▸ Given request: Repeat the whole of the data, keeping every detail the same.

Begin Exercise materials

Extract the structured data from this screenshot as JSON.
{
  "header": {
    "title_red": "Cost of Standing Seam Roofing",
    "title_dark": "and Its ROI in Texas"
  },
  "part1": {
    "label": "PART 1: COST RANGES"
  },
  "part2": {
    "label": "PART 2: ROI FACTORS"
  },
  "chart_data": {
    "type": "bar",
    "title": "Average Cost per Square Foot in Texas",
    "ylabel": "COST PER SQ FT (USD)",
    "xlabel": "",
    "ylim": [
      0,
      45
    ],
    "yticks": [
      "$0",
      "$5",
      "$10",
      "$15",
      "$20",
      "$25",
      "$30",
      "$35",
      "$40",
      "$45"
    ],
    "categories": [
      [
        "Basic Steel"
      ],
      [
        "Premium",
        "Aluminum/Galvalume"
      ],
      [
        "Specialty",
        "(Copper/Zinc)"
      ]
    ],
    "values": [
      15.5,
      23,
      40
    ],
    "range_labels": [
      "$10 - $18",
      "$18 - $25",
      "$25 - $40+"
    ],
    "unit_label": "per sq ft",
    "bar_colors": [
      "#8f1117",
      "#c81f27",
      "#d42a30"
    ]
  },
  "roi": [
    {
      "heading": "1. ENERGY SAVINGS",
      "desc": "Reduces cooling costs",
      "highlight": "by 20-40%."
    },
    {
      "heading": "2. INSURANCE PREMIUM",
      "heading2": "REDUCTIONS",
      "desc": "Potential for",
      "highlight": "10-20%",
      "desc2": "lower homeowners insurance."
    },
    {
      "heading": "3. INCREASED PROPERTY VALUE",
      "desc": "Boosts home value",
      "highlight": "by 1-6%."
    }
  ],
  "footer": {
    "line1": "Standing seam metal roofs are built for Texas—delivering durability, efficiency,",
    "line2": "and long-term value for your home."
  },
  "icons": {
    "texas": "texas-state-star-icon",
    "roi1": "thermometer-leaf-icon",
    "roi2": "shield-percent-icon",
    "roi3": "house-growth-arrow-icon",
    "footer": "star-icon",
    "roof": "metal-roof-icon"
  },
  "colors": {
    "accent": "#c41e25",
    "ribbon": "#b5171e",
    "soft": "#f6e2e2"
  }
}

End Exercise materials

▸ The reply:
Extract the structured data from this screenshot as JSON.
{
  "header": {
    "title_red": "Cost of Standing Seam Roofing",
    "title_dark": "and Its ROI in Texas"
  },
  "part1": {
    "label": "PART 1: COST RANGES"
  },
  "part2": {
    "label": "PART 2: ROI FACTORS"
  },
  "chart_data": {
    "type": "bar",
    "title": "Average Cost per Square Foot in Texas",
    "ylabel": "COST PER SQ FT (USD)",
    "xlabel": "",
    "ylim": [
      0,
      45
    ],
    "yticks": [
      "$0",
      "$5",
      "$10",
      "$15",
      "$20",
      "$25",
      "$30",
      "$35",
      "$40",
      "$45"
    ],
    "categories": [
      [
        "Basic Steel"
      ],
      [
        "Premium",
        "Aluminum/Galvalume"
      ],
      [
        "Specialty",
        "(Copper/Zinc)"
      ]
    ],
    "values": [
      15.5,
      23,
      40
    ],
    "range_labels": [
      "$10 - $18",
      "$18 - $25",
      "$25 - $40+"
    ],
    "unit_label": "per sq ft",
    "bar_colors": [
      "#8f1117",
      "#c81f27",
      "#d42a30"
    ]
  },
  "roi": [
    {
      "heading": "1. ENERGY SAVINGS",
      "desc": "Reduces cooling costs",
      "highlight": "by 20-40%."
    },
    {
      "heading": "2. INSURANCE PREMIUM",
      "heading2": "REDUCTIONS",
      "desc": "Potential for",
      "highlight": "10-20%",
      "desc2": "lower homeowners insurance."
    },
    {
      "heading": "3. INCREASED PROPERTY VALUE",
      "desc": "Boosts home value",
      "highlight": "by 1-6%."
    }
  ],
  "footer": {
    "line1": "Standing seam metal roofs are built for Texas—delivering durability, efficiency,",
    "line2": "and long-term value for your home."
  },
  "icons": {
    "texas": "texas-state-star-icon",
    "roi1": "thermometer-leaf-icon",
    "roi2": "shield-percent-icon",
    "roi3": "house-growth-arrow-icon",
    "footer": "star-icon",
    "roof": "metal-roof-icon"
  },
  "colors": {
    "accent": "#c41e25",
    "ribbon": "#b5171e",
    "soft": "#f6e2e2"
  }
}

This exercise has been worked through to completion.